WHAT NEEDS TO BE DONE:
Reproduce the records below exactly, leaving out any pictures.

Dataset items:
_ _ _ _ _
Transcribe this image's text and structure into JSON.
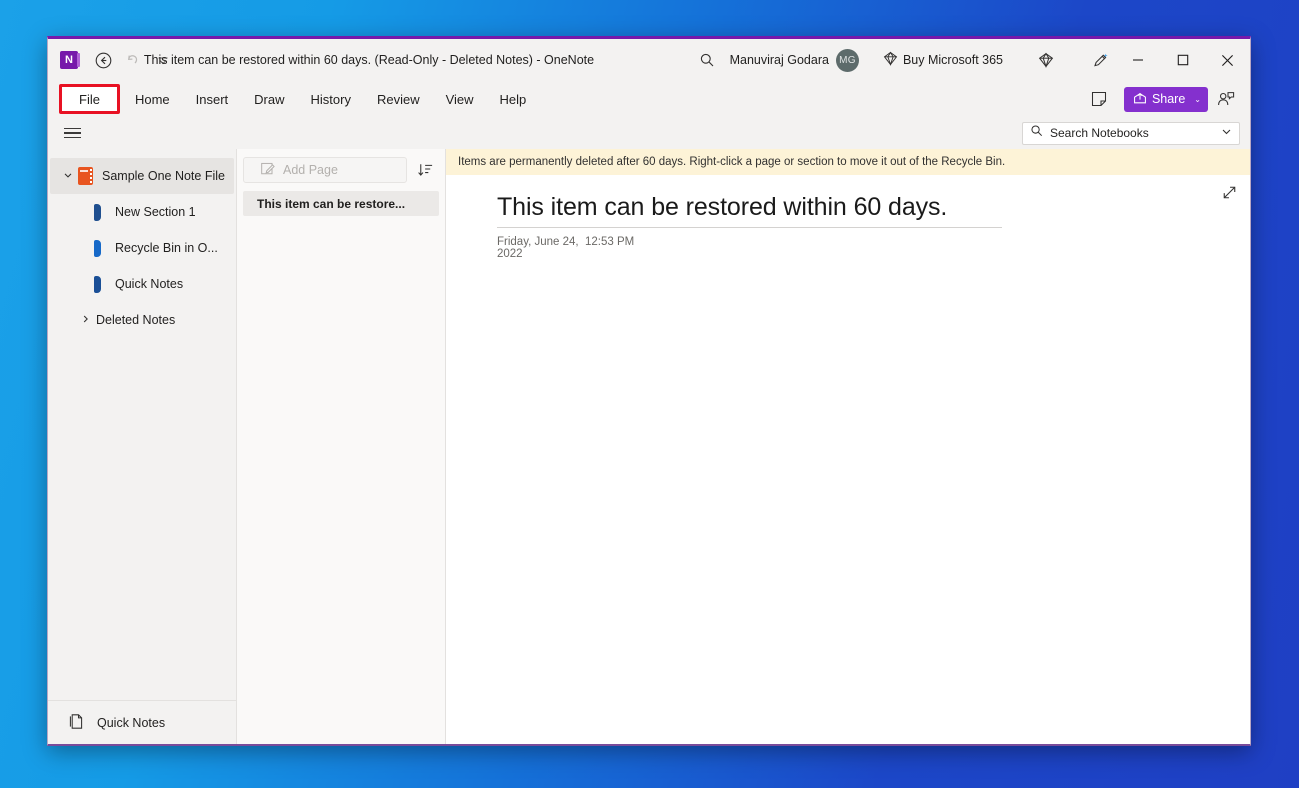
{
  "window": {
    "title": "This item can be restored within 60 days. (Read-Only - Deleted Notes)  -  OneNote",
    "logo_text": "N",
    "accent_purple": "#7719aa",
    "highlight_color": "#e81123"
  },
  "titlebar": {
    "back_icon": "back-arrow-icon",
    "undo_icon": "undo-icon",
    "customize_icon": "customize-quick-access-icon",
    "search_icon": "search-icon",
    "account_name": "Manuviraj Godara",
    "avatar_initials": "MG",
    "buy_label": "Buy Microsoft 365",
    "buy_icon": "diamond-icon",
    "diamond_icon": "diamond-icon",
    "pen_icon": "pen-draw-icon",
    "minimize": "–",
    "maximize": "☐",
    "close": "×"
  },
  "ribbon": {
    "tabs": [
      {
        "label": "File",
        "highlighted": true
      },
      {
        "label": "Home",
        "highlighted": false
      },
      {
        "label": "Insert",
        "highlighted": false
      },
      {
        "label": "Draw",
        "highlighted": false
      },
      {
        "label": "History",
        "highlighted": false
      },
      {
        "label": "Review",
        "highlighted": false
      },
      {
        "label": "View",
        "highlighted": false
      },
      {
        "label": "Help",
        "highlighted": false
      }
    ],
    "notes_icon": "sticky-note-icon",
    "share_label": "Share",
    "share_chevron": "⌄",
    "share_color": "#8430ce",
    "people_icon": "share-people-icon"
  },
  "search": {
    "hamburger_icon": "hamburger-menu-icon",
    "icon": "search-icon",
    "placeholder": "Search Notebooks",
    "chevron": "⌄"
  },
  "sidebar": {
    "notebook": {
      "label": "Sample One Note File",
      "icon": "notebook-icon",
      "chevron": "⌄",
      "expanded": true,
      "color": "#e8541f"
    },
    "sections": [
      {
        "label": "New Section 1",
        "color": "#1f4f8f"
      },
      {
        "label": "Recycle Bin in O...",
        "color": "#1669c8"
      },
      {
        "label": "Quick Notes",
        "color": "#1a4f96"
      }
    ],
    "deleted_notes": {
      "label": "Deleted Notes",
      "chevron": "›"
    },
    "footer": {
      "label": "Quick Notes",
      "icon": "page-icon"
    }
  },
  "pagelist": {
    "add_page_label": "Add Page",
    "add_page_icon": "new-page-icon",
    "add_page_disabled": true,
    "sort_icon": "sort-icon",
    "pages": [
      {
        "label": "This item can be restore...",
        "selected": true
      }
    ]
  },
  "content": {
    "notice": "Items are permanently deleted after 60 days. Right-click a page or section to move it out of the Recycle Bin.",
    "expand_icon": "expand-diagonal-icon",
    "page_title": "This item can be restored within 60 days.",
    "page_date": "Friday, June 24, 2022",
    "page_time": "12:53 PM"
  }
}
_ _ _ _ _
WRITTEN ANSWER:
Transcribe this image's text and structure into JSON.
{
  "window": {
    "title": "This item can be restored within 60 days. (Read-Only - Deleted Notes)  -  OneNote",
    "logo_text": "N",
    "accent_purple": "#7719aa",
    "highlight_color": "#e81123"
  },
  "titlebar": {
    "back_icon": "back-arrow-icon",
    "undo_icon": "undo-icon",
    "customize_icon": "customize-quick-access-icon",
    "search_icon": "search-icon",
    "account_name": "Manuviraj Godara",
    "avatar_initials": "MG",
    "buy_label": "Buy Microsoft 365",
    "buy_icon": "diamond-icon",
    "diamond_icon": "diamond-icon",
    "pen_icon": "pen-draw-icon",
    "minimize": "–",
    "maximize": "☐",
    "close": "×"
  },
  "ribbon": {
    "tabs": [
      {
        "label": "File",
        "highlighted": true
      },
      {
        "label": "Home",
        "highlighted": false
      },
      {
        "label": "Insert",
        "highlighted": false
      },
      {
        "label": "Draw",
        "highlighted": false
      },
      {
        "label": "History",
        "highlighted": false
      },
      {
        "label": "Review",
        "highlighted": false
      },
      {
        "label": "View",
        "highlighted": false
      },
      {
        "label": "Help",
        "highlighted": false
      }
    ],
    "notes_icon": "sticky-note-icon",
    "share_label": "Share",
    "share_chevron": "⌄",
    "share_color": "#8430ce",
    "people_icon": "share-people-icon"
  },
  "search": {
    "hamburger_icon": "hamburger-menu-icon",
    "icon": "search-icon",
    "placeholder": "Search Notebooks",
    "chevron": "⌄"
  },
  "sidebar": {
    "notebook": {
      "label": "Sample One Note File",
      "icon": "notebook-icon",
      "chevron": "⌄",
      "expanded": true,
      "color": "#e8541f"
    },
    "sections": [
      {
        "label": "New Section 1",
        "color": "#1f4f8f"
      },
      {
        "label": "Recycle Bin in O...",
        "color": "#1669c8"
      },
      {
        "label": "Quick Notes",
        "color": "#1a4f96"
      }
    ],
    "deleted_notes": {
      "label": "Deleted Notes",
      "chevron": "›"
    },
    "footer": {
      "label": "Quick Notes",
      "icon": "page-icon"
    }
  },
  "pagelist": {
    "add_page_label": "Add Page",
    "add_page_icon": "new-page-icon",
    "add_page_disabled": true,
    "sort_icon": "sort-icon",
    "pages": [
      {
        "label": "This item can be restore...",
        "selected": true
      }
    ]
  },
  "content": {
    "notice": "Items are permanently deleted after 60 days. Right-click a page or section to move it out of the Recycle Bin.",
    "expand_icon": "expand-diagonal-icon",
    "page_title": "This item can be restored within 60 days.",
    "page_date": "Friday, June 24, 2022",
    "page_time": "12:53 PM"
  }
}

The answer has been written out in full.